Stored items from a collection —
-.-.-
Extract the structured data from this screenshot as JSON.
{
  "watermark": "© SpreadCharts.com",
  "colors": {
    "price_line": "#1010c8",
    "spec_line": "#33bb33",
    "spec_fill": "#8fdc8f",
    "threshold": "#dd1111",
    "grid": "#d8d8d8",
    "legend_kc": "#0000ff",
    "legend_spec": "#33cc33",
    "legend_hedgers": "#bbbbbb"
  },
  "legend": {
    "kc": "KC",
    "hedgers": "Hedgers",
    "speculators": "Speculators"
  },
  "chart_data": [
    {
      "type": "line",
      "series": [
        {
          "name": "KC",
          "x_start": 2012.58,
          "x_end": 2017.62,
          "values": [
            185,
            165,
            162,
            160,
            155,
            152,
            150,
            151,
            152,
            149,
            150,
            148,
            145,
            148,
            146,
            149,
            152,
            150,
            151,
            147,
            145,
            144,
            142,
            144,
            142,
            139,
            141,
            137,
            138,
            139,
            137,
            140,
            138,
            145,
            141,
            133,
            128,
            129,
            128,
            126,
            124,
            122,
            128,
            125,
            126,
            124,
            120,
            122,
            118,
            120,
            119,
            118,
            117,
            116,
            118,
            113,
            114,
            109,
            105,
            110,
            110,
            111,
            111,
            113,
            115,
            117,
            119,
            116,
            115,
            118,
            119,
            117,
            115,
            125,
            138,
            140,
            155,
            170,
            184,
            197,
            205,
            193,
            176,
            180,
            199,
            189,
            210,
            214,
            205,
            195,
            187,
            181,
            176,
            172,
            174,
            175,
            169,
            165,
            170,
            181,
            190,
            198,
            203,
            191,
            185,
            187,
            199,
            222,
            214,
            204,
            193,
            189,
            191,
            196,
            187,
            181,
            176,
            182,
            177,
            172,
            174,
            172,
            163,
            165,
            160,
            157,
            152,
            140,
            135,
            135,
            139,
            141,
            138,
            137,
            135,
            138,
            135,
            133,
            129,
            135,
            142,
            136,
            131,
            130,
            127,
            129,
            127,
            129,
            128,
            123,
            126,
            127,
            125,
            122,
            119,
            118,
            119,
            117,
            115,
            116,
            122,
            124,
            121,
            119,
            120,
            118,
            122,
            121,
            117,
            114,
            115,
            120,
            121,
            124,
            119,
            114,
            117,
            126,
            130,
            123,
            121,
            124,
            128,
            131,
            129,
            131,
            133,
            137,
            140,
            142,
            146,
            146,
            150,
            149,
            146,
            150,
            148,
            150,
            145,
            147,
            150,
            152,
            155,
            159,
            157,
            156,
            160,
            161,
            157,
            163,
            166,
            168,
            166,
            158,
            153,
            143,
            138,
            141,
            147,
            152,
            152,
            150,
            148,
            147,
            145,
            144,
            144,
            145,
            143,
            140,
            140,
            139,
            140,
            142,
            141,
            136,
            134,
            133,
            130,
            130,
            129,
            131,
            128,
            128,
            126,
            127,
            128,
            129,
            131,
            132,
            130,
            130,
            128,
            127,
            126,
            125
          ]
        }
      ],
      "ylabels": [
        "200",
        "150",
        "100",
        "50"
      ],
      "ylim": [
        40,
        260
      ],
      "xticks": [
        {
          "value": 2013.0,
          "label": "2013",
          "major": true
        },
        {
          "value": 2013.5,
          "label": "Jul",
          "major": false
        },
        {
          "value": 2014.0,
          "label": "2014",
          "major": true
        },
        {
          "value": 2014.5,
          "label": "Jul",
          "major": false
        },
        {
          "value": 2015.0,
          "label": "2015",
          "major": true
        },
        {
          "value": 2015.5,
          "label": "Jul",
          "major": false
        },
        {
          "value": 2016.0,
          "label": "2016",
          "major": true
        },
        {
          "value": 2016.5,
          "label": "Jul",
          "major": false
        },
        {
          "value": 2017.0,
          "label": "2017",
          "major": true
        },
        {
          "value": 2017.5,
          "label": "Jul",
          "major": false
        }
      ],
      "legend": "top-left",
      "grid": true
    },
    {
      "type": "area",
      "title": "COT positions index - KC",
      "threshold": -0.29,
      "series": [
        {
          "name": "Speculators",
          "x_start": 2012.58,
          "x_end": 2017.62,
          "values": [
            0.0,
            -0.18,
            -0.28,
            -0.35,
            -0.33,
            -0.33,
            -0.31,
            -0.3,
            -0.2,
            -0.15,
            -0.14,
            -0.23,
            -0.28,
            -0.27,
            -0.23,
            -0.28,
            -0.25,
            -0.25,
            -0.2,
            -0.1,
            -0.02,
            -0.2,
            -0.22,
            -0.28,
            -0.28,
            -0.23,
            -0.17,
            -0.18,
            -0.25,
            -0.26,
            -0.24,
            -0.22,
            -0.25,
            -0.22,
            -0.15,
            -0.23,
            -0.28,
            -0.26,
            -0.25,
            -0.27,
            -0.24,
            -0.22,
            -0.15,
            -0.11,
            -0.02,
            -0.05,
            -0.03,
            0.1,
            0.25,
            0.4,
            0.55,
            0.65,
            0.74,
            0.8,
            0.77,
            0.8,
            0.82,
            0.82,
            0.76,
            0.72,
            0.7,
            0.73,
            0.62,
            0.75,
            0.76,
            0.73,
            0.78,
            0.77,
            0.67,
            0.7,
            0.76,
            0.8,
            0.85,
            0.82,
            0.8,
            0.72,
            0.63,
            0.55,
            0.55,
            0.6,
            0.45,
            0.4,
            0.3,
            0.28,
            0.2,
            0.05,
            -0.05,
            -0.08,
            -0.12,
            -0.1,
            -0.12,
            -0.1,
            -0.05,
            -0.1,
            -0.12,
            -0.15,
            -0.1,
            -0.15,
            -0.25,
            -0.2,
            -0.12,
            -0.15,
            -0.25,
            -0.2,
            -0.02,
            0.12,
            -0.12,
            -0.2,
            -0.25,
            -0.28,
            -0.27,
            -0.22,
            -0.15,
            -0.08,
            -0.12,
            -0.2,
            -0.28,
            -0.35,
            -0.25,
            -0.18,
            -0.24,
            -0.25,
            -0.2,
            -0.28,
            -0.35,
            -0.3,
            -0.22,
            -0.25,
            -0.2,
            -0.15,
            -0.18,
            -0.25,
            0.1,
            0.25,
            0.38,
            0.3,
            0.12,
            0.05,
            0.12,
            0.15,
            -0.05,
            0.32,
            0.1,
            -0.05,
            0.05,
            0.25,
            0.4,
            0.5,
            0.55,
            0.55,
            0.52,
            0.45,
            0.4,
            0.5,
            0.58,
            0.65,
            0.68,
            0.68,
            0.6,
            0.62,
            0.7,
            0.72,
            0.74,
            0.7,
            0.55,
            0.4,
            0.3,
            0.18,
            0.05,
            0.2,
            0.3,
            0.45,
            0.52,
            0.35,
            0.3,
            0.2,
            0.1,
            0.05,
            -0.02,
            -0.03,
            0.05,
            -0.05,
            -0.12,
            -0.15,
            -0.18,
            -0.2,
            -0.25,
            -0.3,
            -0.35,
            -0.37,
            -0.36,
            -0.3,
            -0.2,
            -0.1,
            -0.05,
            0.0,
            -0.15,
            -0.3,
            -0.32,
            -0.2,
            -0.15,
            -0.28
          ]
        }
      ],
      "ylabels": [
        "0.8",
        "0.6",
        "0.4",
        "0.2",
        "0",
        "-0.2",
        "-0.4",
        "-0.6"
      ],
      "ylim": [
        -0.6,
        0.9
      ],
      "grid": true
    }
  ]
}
-.-.-
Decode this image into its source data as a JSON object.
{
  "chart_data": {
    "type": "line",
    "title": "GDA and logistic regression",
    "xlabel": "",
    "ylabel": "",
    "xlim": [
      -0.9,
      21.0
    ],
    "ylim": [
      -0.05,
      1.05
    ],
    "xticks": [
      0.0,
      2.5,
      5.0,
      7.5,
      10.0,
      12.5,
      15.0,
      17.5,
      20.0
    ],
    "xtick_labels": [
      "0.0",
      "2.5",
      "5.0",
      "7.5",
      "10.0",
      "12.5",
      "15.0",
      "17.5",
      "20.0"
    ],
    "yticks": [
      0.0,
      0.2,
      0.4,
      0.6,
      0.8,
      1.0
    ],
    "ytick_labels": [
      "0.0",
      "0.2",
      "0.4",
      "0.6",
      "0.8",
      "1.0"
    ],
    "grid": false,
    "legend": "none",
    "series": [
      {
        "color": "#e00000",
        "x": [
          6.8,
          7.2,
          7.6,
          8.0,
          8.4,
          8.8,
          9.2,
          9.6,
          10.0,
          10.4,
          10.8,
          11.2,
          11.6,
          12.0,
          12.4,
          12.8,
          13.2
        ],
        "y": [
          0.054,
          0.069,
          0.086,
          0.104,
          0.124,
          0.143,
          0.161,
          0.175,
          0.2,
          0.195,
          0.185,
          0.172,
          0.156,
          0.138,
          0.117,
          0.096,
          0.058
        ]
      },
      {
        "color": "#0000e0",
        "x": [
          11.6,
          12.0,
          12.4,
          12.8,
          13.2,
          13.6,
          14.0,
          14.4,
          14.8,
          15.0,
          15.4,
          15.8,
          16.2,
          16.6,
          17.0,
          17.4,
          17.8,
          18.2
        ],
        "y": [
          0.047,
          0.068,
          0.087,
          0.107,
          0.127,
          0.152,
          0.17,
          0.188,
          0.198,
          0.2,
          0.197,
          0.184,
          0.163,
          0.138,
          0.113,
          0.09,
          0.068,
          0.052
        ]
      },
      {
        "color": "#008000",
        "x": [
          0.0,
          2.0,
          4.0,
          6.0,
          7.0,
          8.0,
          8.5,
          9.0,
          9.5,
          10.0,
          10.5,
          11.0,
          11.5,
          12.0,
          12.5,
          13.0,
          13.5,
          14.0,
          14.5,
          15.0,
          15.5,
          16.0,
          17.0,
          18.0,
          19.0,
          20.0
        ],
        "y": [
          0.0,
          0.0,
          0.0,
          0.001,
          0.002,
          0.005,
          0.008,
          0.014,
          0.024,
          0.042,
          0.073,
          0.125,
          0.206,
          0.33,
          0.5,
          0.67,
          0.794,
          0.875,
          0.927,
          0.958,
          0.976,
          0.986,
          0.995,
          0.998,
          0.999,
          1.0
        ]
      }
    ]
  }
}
-.-.-
Given request — Note how many lines in the material hold the word "JSON", and give that number with nothing added.

The response — 2